* PROVIDED TEXT:
Bats are very social creatures. These adorable little mammals form large colonies that share the same cave for generation after generation. Over the centuries, dunes of excrement build upon the floor of the roost cave, becoming compost. What results is guano, called “wanu” by the ancient South American Quechuans.

Guano is a plant superfood that is rich in the three essential plant nutrients, nitrogen, phosphorus, and potassium. Nitrogen ensures vigorous and verdant growth during the vegetative cycle. Phosphorus supports healthy flowering and root growth. Potassium ensures sturdy trunks and branches. Guano also contains a complete range of micronutrients for overall healthy plant development.

The diet of the particular bat species can alter the nutrient profile of the guano. Insect-eating bats produce guano that has a high nitrogen content. This makes it ideal for fertilizing during the vegetative phase. Fruit-eating bats produce guano that has a high phosphorus content. This is best for use during the flowering phase when plumeria has a higher demand for phosphorus.

Guano is ideal as an organic soil amendment, either dug-in around the plant or watered-in as a tea. It makes an ideal backbone to any soil recipe and has the unique characteristic of never burning plants, unlike most nutrients. Fruits and vegetables grown with guano are more flavorsome and resistant to disease. It is the same with plumeria. Guano will “mango” or sweeten the bouquet and flavor of buds when dry.

* EXCERPTED RECORDS:
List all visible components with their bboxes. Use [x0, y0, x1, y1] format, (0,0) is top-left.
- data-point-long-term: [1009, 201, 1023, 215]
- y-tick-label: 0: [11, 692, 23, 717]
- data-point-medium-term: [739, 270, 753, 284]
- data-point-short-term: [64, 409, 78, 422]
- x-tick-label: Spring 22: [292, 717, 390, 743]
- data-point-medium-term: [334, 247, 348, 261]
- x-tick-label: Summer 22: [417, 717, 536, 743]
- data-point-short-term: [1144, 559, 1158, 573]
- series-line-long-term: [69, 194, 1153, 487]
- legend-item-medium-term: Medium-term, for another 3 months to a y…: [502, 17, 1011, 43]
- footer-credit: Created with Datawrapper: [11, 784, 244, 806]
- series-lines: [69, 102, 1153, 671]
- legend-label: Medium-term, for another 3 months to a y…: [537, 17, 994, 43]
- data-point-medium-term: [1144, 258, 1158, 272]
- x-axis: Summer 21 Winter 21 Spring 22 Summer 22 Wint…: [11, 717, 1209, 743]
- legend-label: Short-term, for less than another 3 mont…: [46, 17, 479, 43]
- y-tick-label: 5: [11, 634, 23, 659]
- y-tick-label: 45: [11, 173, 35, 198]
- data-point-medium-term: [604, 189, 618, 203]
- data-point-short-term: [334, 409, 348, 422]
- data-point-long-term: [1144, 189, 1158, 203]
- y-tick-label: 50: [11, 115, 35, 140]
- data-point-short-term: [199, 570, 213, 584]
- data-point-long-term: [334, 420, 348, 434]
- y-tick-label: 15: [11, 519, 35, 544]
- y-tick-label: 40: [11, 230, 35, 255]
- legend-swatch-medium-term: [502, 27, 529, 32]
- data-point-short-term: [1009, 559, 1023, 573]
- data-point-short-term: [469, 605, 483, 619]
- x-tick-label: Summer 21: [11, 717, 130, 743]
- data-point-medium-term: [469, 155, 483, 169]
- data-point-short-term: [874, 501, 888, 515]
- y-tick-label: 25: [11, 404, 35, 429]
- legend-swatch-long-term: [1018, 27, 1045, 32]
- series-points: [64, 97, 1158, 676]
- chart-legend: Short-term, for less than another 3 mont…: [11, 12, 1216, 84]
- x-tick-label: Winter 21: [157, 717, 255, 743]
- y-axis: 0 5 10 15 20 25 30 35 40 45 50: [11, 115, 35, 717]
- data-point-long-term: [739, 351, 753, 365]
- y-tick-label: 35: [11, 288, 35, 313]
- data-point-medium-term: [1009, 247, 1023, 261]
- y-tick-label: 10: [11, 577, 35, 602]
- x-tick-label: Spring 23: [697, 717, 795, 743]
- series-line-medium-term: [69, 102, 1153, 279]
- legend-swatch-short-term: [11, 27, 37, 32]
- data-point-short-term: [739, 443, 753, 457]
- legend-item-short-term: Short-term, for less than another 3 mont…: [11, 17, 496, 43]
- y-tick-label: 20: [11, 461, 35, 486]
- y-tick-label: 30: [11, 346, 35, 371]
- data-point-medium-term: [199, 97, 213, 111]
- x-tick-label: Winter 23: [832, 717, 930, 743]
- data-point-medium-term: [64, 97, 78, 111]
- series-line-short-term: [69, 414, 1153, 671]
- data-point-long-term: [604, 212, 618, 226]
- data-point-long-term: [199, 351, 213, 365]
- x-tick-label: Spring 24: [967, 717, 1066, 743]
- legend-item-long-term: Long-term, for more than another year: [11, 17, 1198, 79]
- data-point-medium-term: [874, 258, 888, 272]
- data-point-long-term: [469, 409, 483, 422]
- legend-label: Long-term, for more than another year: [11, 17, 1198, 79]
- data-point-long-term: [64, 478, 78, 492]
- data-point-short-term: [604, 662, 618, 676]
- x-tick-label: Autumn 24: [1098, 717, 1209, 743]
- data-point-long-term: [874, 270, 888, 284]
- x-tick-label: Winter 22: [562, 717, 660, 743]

* WORK INSTRUCTION 1:
Answer these questions using the text on bat guano:
(a) What did the ancient South American Quechuans call guano?
(b) Which nutrient supports healthy flowering and root growth?
(c) Which kind of bat produces guano with a high nitrogen content?
* WORK INSTRUCTION 2:
Reproduce the part of the bat guano text that starts at the words "Guano is ideal" and ends after the words "buds when dry.", changing nothing.
The lines shown after the text are separate material and have no connection to it.

* ANSWER AREA 1:
(a) "Wanu"
(b) Phosphorus
(c) Insect-eating bats

* ANSWER AREA 2:
Guano is ideal as an organic soil amendment, either dug-in around the plant or watered-in as a tea. It makes an ideal backbone to any soil recipe and has the unique characteristic of never burning plants, unlike most nutrients. Fruits and vegetables grown with guano are more flavorsome and resistant to disease. It is the same with plumeria. Guano will “mango” or sweeten the bouquet and flavor of buds when dry.